#### MATERIAL FOR THE TASK
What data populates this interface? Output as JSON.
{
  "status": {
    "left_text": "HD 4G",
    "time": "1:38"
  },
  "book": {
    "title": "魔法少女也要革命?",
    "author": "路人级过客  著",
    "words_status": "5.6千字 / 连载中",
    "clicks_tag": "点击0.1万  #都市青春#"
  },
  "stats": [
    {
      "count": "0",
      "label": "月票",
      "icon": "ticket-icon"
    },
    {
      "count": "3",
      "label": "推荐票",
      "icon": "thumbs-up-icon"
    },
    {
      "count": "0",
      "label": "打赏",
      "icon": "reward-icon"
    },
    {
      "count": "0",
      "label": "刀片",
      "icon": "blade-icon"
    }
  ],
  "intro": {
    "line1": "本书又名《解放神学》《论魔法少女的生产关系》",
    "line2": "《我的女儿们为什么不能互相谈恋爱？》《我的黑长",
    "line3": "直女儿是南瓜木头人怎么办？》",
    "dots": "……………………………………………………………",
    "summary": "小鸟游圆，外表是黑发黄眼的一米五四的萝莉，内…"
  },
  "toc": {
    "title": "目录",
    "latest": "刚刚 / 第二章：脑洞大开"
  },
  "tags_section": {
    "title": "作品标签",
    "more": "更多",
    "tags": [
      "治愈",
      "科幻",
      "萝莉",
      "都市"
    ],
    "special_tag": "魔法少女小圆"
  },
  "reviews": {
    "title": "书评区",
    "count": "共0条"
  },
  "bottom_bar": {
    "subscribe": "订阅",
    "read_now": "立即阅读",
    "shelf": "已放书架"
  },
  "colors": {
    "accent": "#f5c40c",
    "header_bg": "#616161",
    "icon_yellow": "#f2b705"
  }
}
########
*REQUIRED TASK*
Make an exact copy of the listing, including every line.

*TASK ANSWER*
What data populates this interface? Output as JSON.
{
  "status": {
    "left_text": "HD 4G",
    "time": "1:38"
  },
  "book": {
    "title": "魔法少女也要革命?",
    "author": "路人级过客  著",
    "words_status": "5.6千字 / 连载中",
    "clicks_tag": "点击0.1万  #都市青春#"
  },
  "stats": [
    {
      "count": "0",
      "label": "月票",
      "icon": "ticket-icon"
    },
    {
      "count": "3",
      "label": "推荐票",
      "icon": "thumbs-up-icon"
    },
    {
      "count": "0",
      "label": "打赏",
      "icon": "reward-icon"
    },
    {
      "count": "0",
      "label": "刀片",
      "icon": "blade-icon"
    }
  ],
  "intro": {
    "line1": "本书又名《解放神学》《论魔法少女的生产关系》",
    "line2": "《我的女儿们为什么不能互相谈恋爱？》《我的黑长",
    "line3": "直女儿是南瓜木头人怎么办？》",
    "dots": "……………………………………………………………",
    "summary": "小鸟游圆，外表是黑发黄眼的一米五四的萝莉，内…"
  },
  "toc": {
    "title": "目录",
    "latest": "刚刚 / 第二章：脑洞大开"
  },
  "tags_section": {
    "title": "作品标签",
    "more": "更多",
    "tags": [
      "治愈",
      "科幻",
      "萝莉",
      "都市"
    ],
    "special_tag": "魔法少女小圆"
  },
  "reviews": {
    "title": "书评区",
    "count": "共0条"
  },
  "bottom_bar": {
    "subscribe": "订阅",
    "read_now": "立即阅读",
    "shelf": "已放书架"
  },
  "colors": {
    "accent": "#f5c40c",
    "header_bg": "#616161",
    "icon_yellow": "#f2b705"
  }
}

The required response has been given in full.